Recorded data

☆ ☆ ☆ ☆ ☆ ☆ ☆

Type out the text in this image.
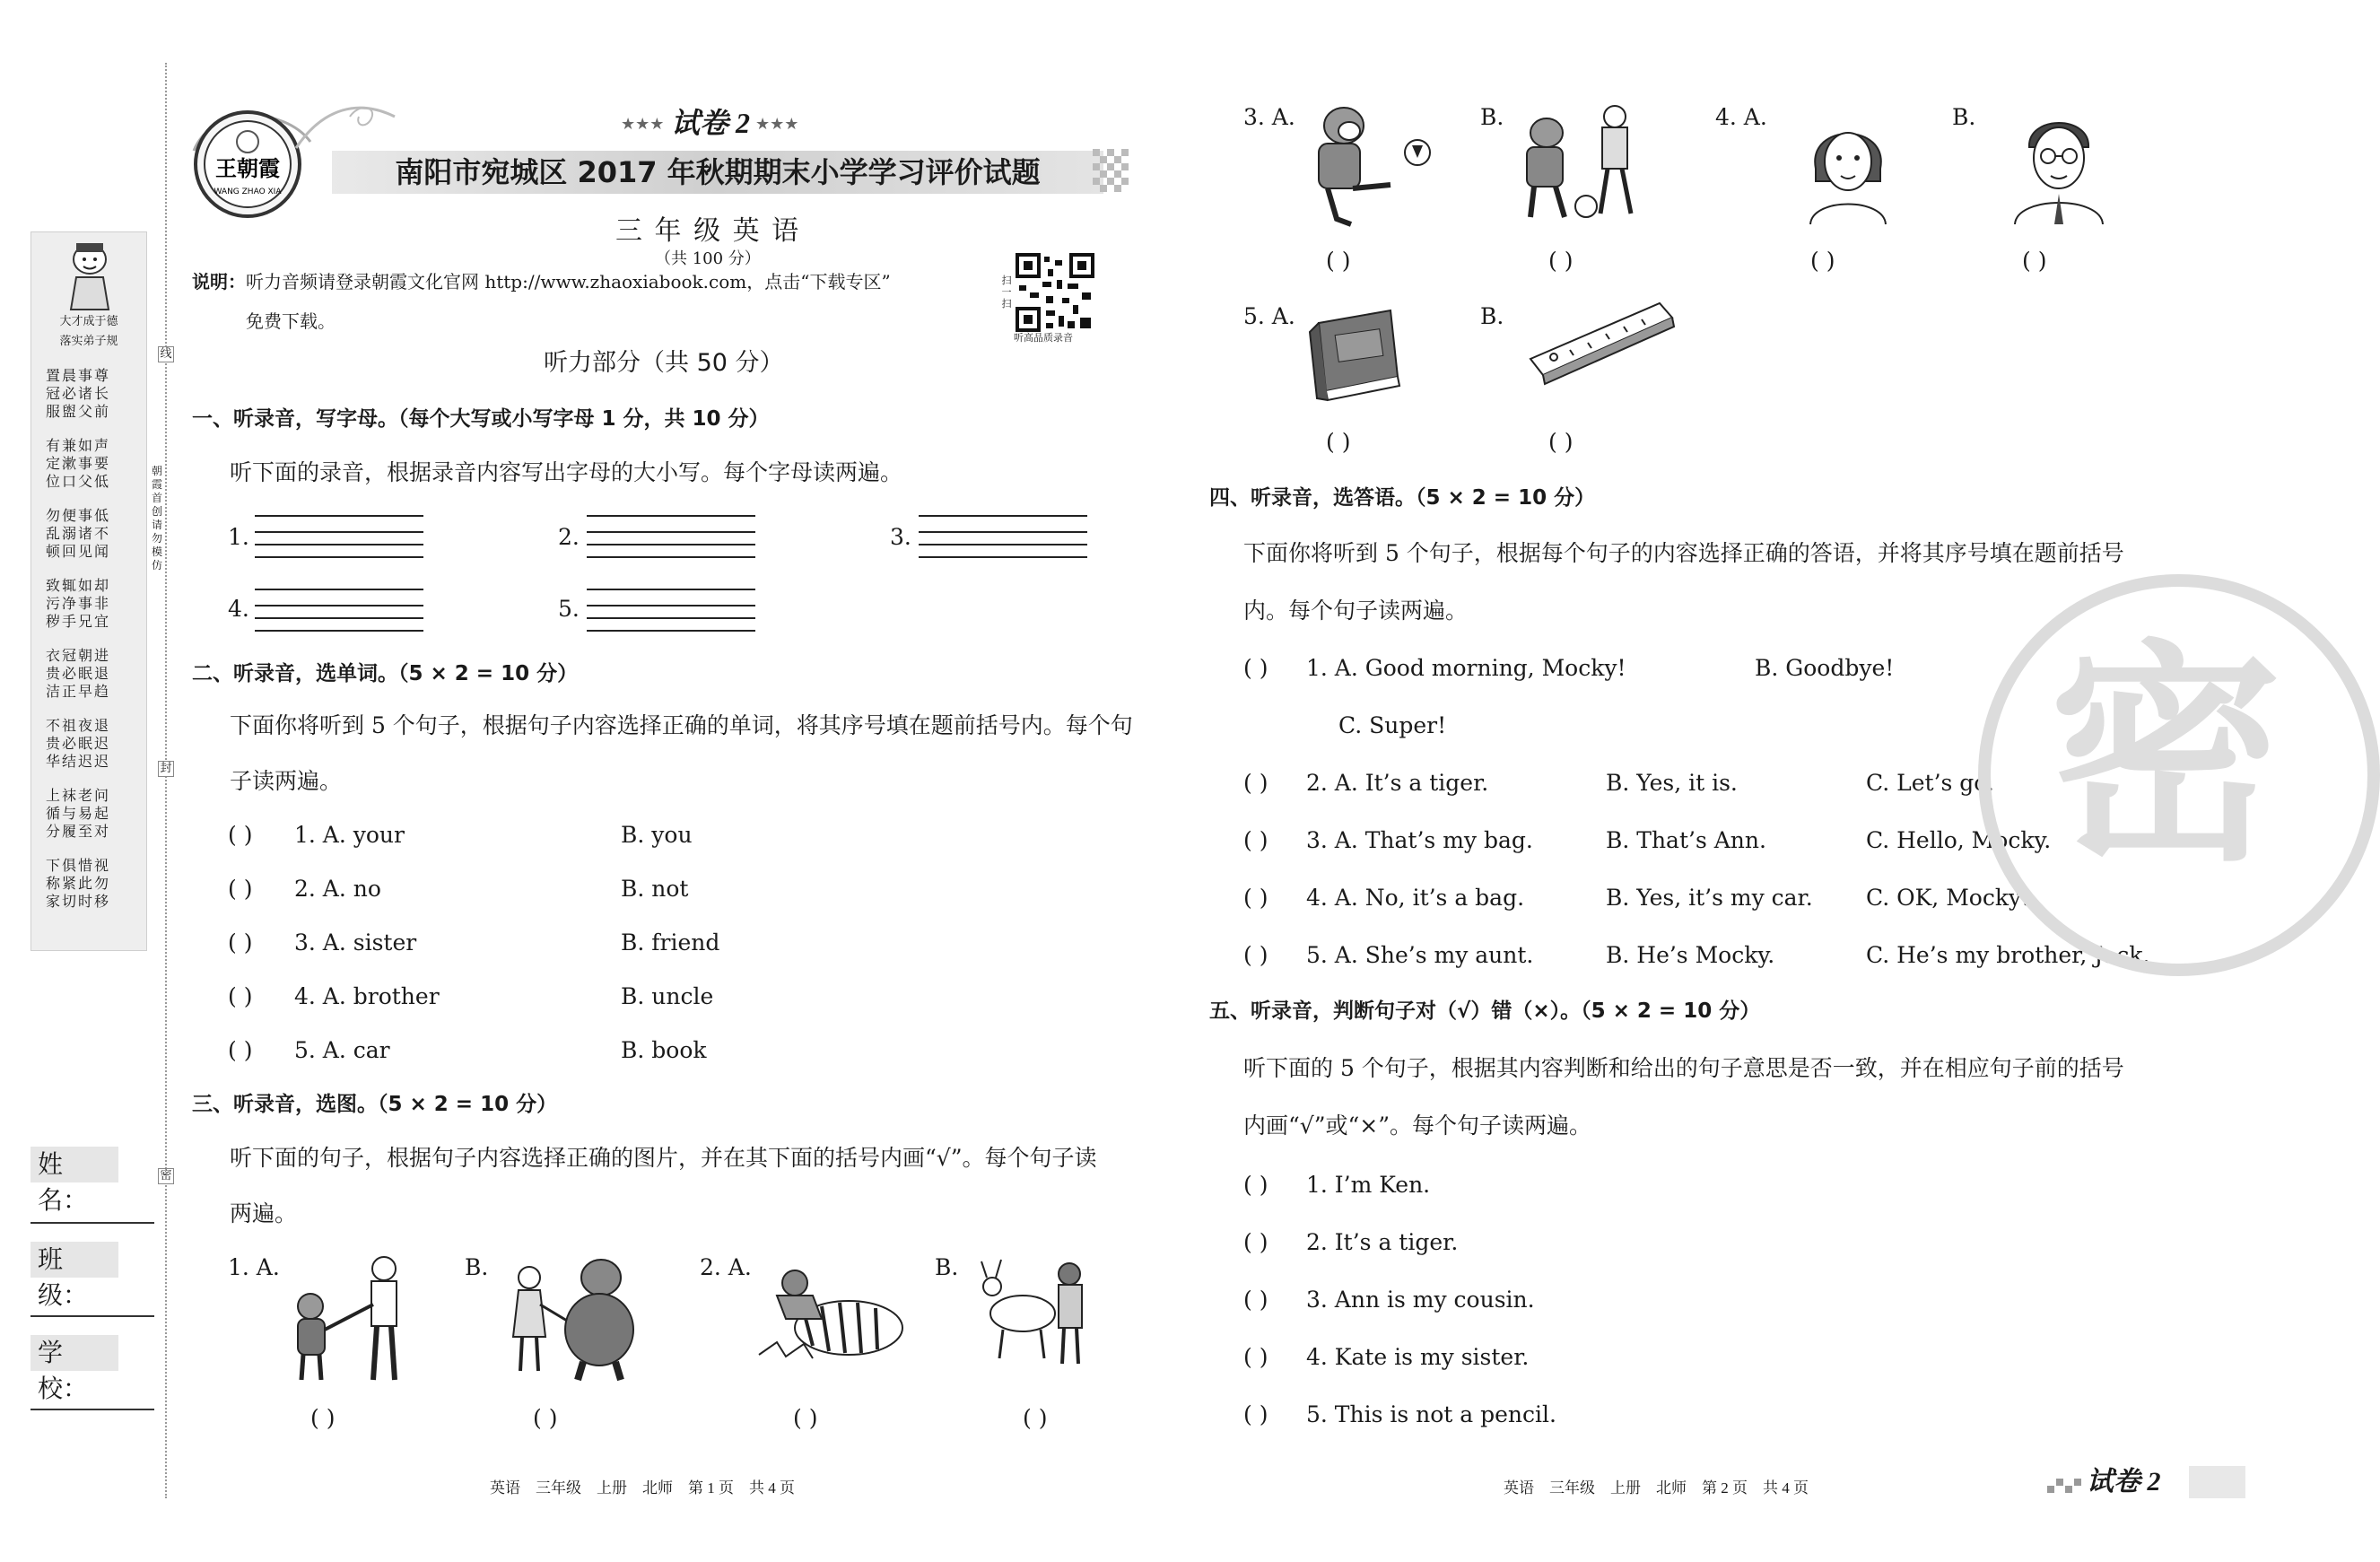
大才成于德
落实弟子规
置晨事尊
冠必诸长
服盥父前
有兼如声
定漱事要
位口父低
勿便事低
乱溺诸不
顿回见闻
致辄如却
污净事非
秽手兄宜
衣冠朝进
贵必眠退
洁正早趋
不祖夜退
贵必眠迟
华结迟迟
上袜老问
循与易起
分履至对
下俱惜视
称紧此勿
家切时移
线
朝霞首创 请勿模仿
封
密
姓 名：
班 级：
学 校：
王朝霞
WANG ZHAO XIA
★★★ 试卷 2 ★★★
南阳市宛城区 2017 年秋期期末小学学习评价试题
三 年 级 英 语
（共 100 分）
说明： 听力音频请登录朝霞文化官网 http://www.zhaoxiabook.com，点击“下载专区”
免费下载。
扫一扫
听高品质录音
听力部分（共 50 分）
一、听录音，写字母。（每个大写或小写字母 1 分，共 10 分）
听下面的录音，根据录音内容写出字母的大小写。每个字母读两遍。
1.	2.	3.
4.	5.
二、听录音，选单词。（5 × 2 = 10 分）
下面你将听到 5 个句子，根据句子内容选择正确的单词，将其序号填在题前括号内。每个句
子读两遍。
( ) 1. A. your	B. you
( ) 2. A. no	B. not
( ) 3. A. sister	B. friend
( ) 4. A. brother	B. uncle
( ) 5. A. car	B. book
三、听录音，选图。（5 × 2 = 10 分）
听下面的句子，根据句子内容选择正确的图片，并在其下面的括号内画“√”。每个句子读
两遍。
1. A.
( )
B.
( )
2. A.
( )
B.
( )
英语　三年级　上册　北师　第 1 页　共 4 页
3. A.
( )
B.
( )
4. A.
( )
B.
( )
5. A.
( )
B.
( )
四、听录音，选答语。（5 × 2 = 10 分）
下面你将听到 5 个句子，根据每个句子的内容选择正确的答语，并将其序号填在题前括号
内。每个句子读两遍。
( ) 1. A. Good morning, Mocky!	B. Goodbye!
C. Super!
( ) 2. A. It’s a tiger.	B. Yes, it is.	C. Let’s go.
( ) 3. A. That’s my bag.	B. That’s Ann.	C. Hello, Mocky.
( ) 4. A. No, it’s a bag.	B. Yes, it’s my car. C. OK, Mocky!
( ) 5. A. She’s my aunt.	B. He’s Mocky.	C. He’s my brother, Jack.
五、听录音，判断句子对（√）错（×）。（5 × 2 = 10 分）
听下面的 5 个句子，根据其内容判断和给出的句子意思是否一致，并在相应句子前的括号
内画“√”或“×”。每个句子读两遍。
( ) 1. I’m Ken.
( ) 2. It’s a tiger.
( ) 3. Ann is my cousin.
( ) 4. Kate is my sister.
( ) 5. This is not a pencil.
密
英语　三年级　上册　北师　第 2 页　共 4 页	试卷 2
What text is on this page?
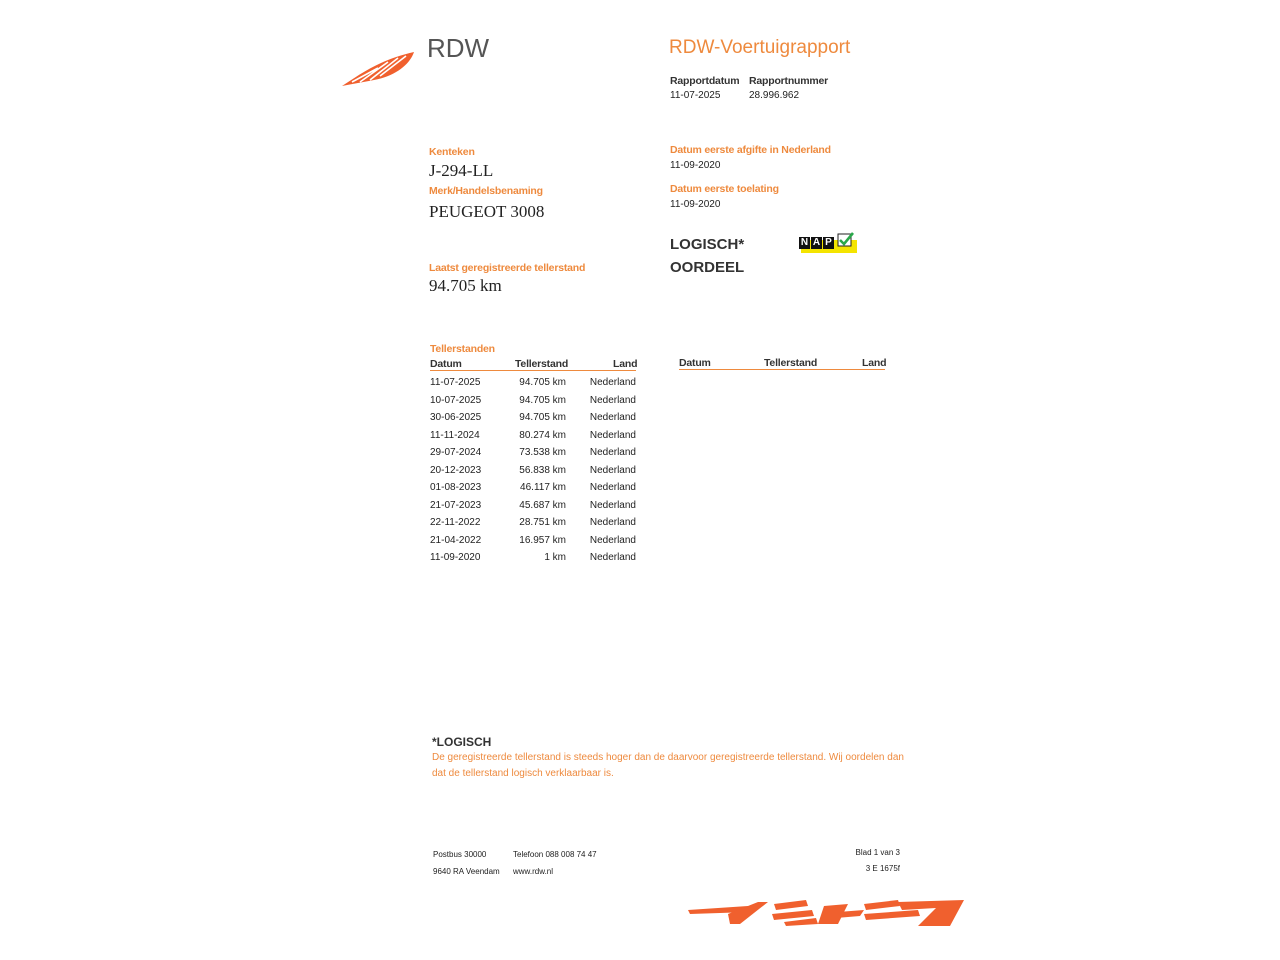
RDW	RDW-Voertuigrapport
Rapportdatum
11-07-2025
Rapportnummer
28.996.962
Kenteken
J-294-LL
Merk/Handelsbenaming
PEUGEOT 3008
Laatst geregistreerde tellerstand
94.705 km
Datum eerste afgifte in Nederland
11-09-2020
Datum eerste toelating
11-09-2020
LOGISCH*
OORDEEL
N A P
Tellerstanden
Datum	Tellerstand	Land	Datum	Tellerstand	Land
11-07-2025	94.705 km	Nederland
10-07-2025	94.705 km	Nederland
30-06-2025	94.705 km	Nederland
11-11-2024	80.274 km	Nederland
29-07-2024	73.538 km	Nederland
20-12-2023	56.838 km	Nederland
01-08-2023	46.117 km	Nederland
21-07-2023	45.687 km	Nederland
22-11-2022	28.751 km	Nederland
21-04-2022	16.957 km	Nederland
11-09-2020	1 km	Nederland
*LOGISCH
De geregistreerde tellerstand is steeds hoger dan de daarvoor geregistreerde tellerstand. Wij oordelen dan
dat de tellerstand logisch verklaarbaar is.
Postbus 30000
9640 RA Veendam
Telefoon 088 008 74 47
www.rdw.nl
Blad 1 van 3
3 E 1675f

☆ ☆ ☆ ☆ ☆ ☆ ☆

Instruction
Pictures are excluded; repeat every record exactly.

Complete output
Type out the text in this image.
大才成于德
落实弟子规
置晨事尊
冠必诸长
服盥父前
有兼如声
定漱事要
位口父低
勿便事低
乱溺诸不
顿回见闻
致辄如却
污净事非
秽手兄宜
衣冠朝进
贵必眠退
洁正早趋
不祖夜退
贵必眠迟
华结迟迟
上袜老问
循与易起
分履至对
下俱惜视
称紧此勿
家切时移
线
朝霞首创 请勿模仿
封
密
姓 名：
班 级：
学 校：
王朝霞
WANG ZHAO XIA
★★★ 试卷 2 ★★★
南阳市宛城区 2017 年秋期期末小学学习评价试题
三 年 级 英 语
（共 100 分）
说明： 听力音频请登录朝霞文化官网 http://www.zhaoxiabook.com，点击“下载专区”
免费下载。
扫一扫
听高品质录音
听力部分（共 50 分）
一、听录音，写字母。（每个大写或小写字母 1 分，共 10 分）
听下面的录音，根据录音内容写出字母的大小写。每个字母读两遍。
1.	2.	3.
4.	5.
二、听录音，选单词。（5 × 2 = 10 分）
下面你将听到 5 个句子，根据句子内容选择正确的单词，将其序号填在题前括号内。每个句
子读两遍。
( ) 1. A. your	B. you
( ) 2. A. no	B. not
( ) 3. A. sister	B. friend
( ) 4. A. brother	B. uncle
( ) 5. A. car	B. book
三、听录音，选图。（5 × 2 = 10 分）
听下面的句子，根据句子内容选择正确的图片，并在其下面的括号内画“√”。每个句子读
两遍。
1. A.
( )
B.
( )
2. A.
( )
B.
( )
英语　三年级　上册　北师　第 1 页　共 4 页
3. A.
( )
B.
( )
4. A.
( )
B.
( )
5. A.
( )
B.
( )
四、听录音，选答语。（5 × 2 = 10 分）
下面你将听到 5 个句子，根据每个句子的内容选择正确的答语，并将其序号填在题前括号
内。每个句子读两遍。
( ) 1. A. Good morning, Mocky!	B. Goodbye!
C. Super!
( ) 2. A. It’s a tiger.	B. Yes, it is.	C. Let’s go.
( ) 3. A. That’s my bag.	B. That’s Ann.	C. Hello, Mocky.
( ) 4. A. No, it’s a bag.	B. Yes, it’s my car. C. OK, Mocky!
( ) 5. A. She’s my aunt.	B. He’s Mocky.	C. He’s my brother, Jack.
五、听录音，判断句子对（√）错（×）。（5 × 2 = 10 分）
听下面的 5 个句子，根据其内容判断和给出的句子意思是否一致，并在相应句子前的括号
内画“√”或“×”。每个句子读两遍。
( ) 1. I’m Ken.
( ) 2. It’s a tiger.
( ) 3. Ann is my cousin.
( ) 4. Kate is my sister.
( ) 5. This is not a pencil.
密
英语　三年级　上册　北师　第 2 页　共 4 页	试卷 2
What text is on this page?
RDW	RDW-Voertuigrapport
Rapportdatum
11-07-2025
Rapportnummer
28.996.962
Kenteken
J-294-LL
Merk/Handelsbenaming
PEUGEOT 3008
Laatst geregistreerde tellerstand
94.705 km
Datum eerste afgifte in Nederland
11-09-2020
Datum eerste toelating
11-09-2020
LOGISCH*
OORDEEL
N A P
Tellerstanden
Datum	Tellerstand	Land	Datum	Tellerstand	Land
11-07-2025	94.705 km	Nederland
10-07-2025	94.705 km	Nederland
30-06-2025	94.705 km	Nederland
11-11-2024	80.274 km	Nederland
29-07-2024	73.538 km	Nederland
20-12-2023	56.838 km	Nederland
01-08-2023	46.117 km	Nederland
21-07-2023	45.687 km	Nederland
22-11-2022	28.751 km	Nederland
21-04-2022	16.957 km	Nederland
11-09-2020	1 km	Nederland
*LOGISCH
De geregistreerde tellerstand is steeds hoger dan de daarvoor geregistreerde tellerstand. Wij oordelen dan
dat de tellerstand logisch verklaarbaar is.
Postbus 30000
9640 RA Veendam
Telefoon 088 008 74 47
www.rdw.nl
Blad 1 van 3
3 E 1675f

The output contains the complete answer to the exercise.